◆ **MATERIAL SUPPLIED**:
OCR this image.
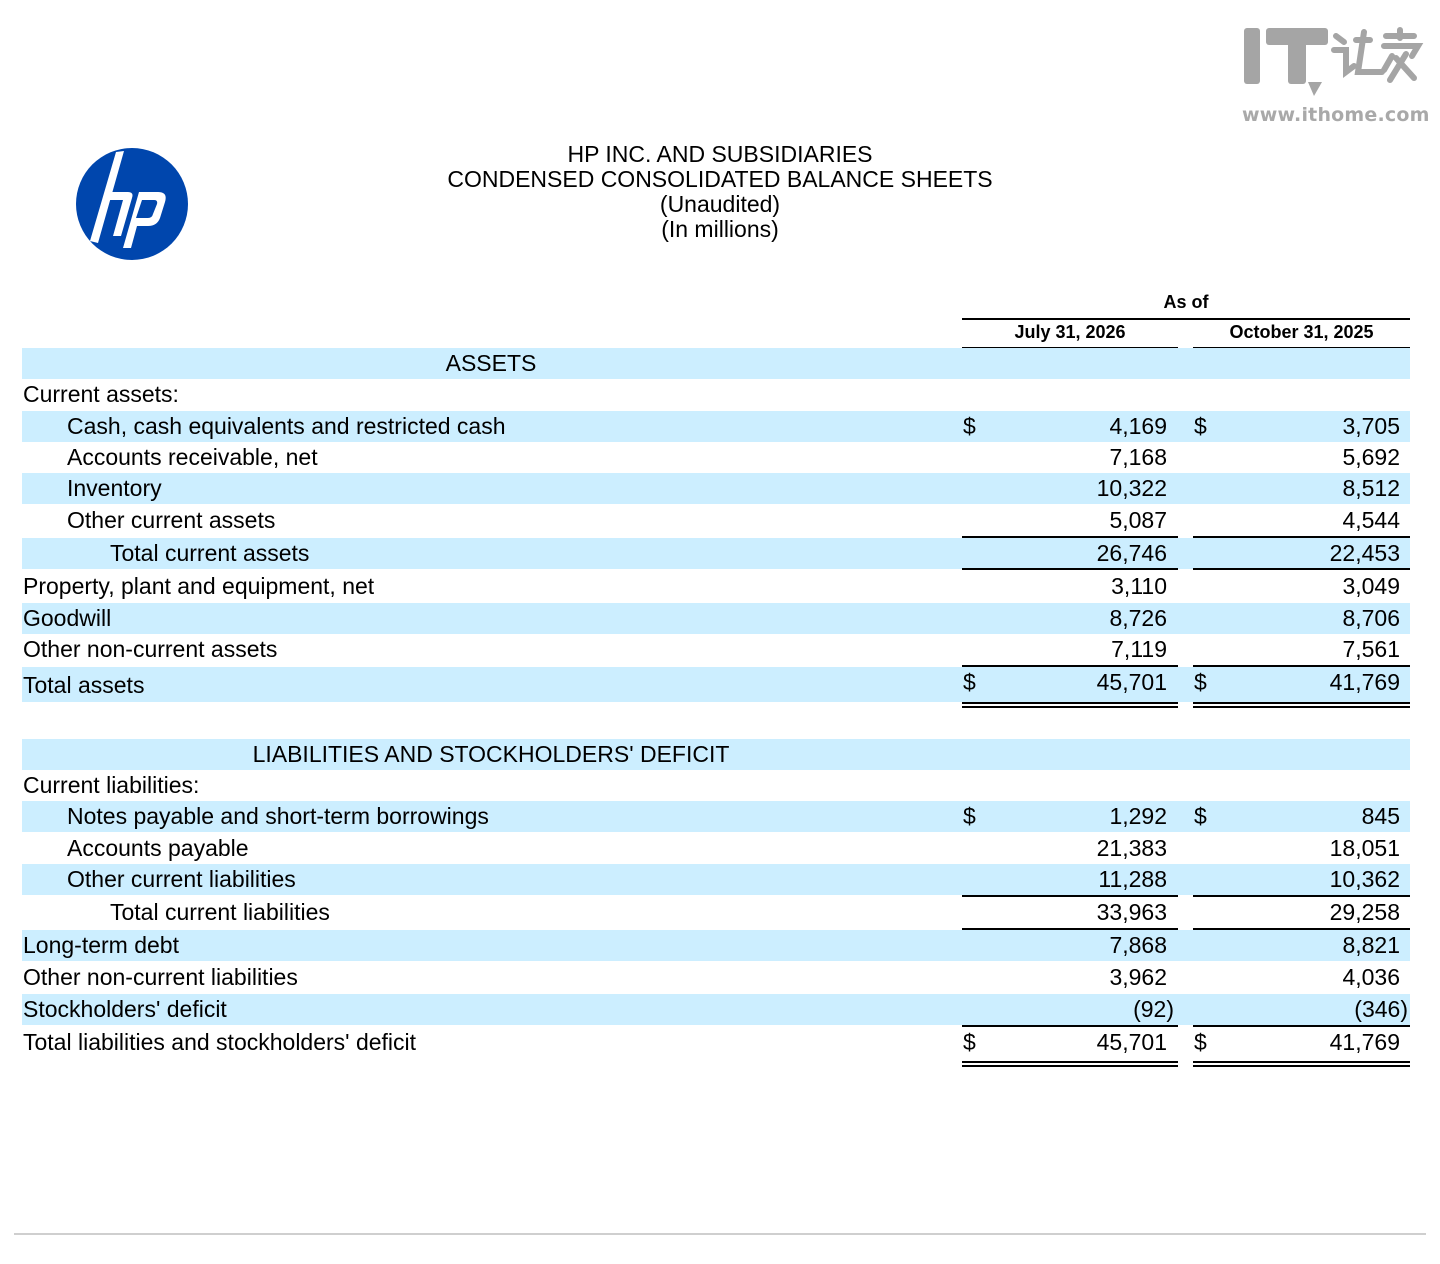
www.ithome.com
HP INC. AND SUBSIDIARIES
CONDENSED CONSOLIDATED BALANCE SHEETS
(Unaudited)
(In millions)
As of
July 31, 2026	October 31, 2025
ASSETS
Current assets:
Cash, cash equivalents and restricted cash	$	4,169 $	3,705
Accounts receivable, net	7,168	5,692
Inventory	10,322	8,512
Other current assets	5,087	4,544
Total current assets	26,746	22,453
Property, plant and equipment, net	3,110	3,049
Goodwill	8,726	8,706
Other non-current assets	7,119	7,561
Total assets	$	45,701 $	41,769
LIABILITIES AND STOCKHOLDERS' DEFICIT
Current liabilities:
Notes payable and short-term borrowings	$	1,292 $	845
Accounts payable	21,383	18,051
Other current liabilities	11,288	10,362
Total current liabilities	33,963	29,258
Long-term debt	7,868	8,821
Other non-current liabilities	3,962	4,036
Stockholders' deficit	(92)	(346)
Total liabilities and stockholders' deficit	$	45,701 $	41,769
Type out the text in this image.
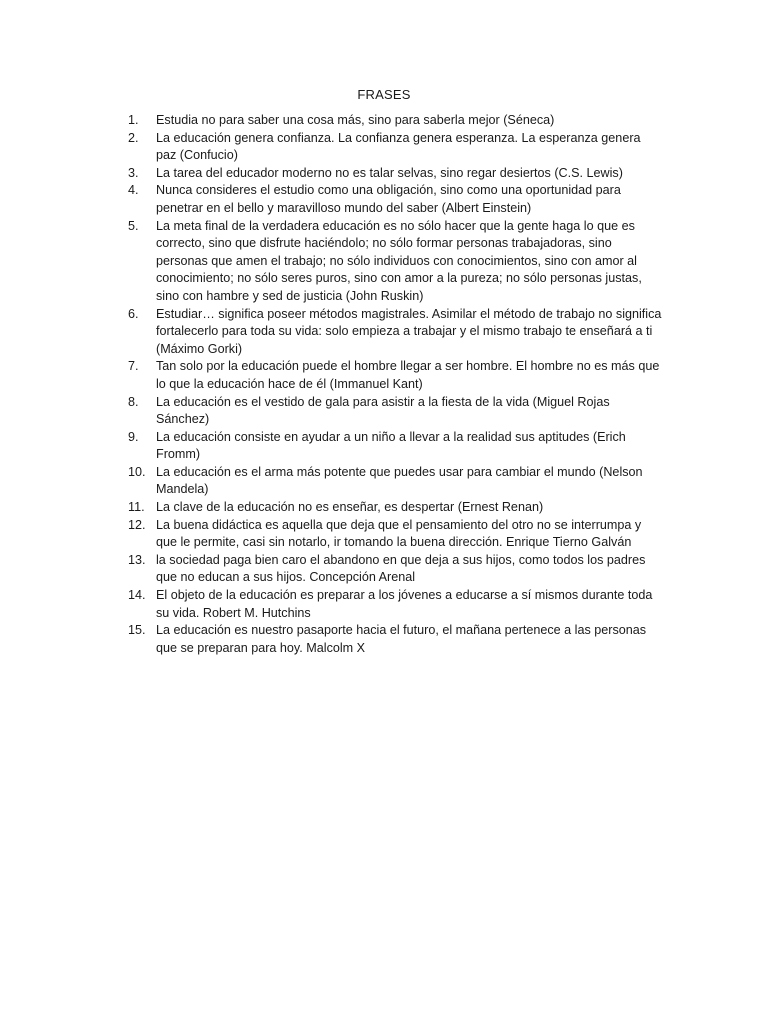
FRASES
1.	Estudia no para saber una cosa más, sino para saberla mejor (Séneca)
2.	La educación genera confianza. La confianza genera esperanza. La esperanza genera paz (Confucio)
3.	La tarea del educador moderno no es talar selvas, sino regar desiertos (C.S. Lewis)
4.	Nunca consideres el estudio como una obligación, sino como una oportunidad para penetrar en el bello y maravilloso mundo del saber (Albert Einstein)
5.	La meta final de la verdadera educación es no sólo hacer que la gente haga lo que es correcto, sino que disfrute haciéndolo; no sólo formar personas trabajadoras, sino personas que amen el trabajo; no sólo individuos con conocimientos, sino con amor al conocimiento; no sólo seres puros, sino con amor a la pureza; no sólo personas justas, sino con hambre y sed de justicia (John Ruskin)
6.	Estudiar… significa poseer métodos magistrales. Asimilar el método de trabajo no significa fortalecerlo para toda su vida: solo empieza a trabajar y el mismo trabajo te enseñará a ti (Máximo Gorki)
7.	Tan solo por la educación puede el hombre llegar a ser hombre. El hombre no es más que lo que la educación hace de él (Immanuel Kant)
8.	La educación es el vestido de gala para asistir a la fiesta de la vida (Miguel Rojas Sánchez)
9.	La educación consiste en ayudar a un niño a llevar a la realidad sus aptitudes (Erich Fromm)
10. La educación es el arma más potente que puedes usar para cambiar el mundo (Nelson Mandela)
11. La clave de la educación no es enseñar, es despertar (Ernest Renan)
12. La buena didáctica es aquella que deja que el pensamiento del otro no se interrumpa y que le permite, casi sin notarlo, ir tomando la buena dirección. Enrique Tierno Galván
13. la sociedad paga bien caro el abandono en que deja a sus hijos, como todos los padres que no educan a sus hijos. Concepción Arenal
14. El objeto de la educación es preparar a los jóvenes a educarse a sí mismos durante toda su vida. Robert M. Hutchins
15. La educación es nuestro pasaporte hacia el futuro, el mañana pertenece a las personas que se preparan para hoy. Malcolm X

◆ **THE PROBLEM**: Search the listing for the word "toda". Copy every line in which it occurs.

◆ **FULL RESPONSE**:
6.	Estudiar… significa poseer métodos magistrales. Asimilar el método de trabajo no significa fortalecerlo para toda su vida: solo empieza a trabajar y el mismo trabajo te enseñará a ti (Máximo Gorki)
14. El objeto de la educación es preparar a los jóvenes a educarse a sí mismos durante toda su vida. Robert M. Hutchins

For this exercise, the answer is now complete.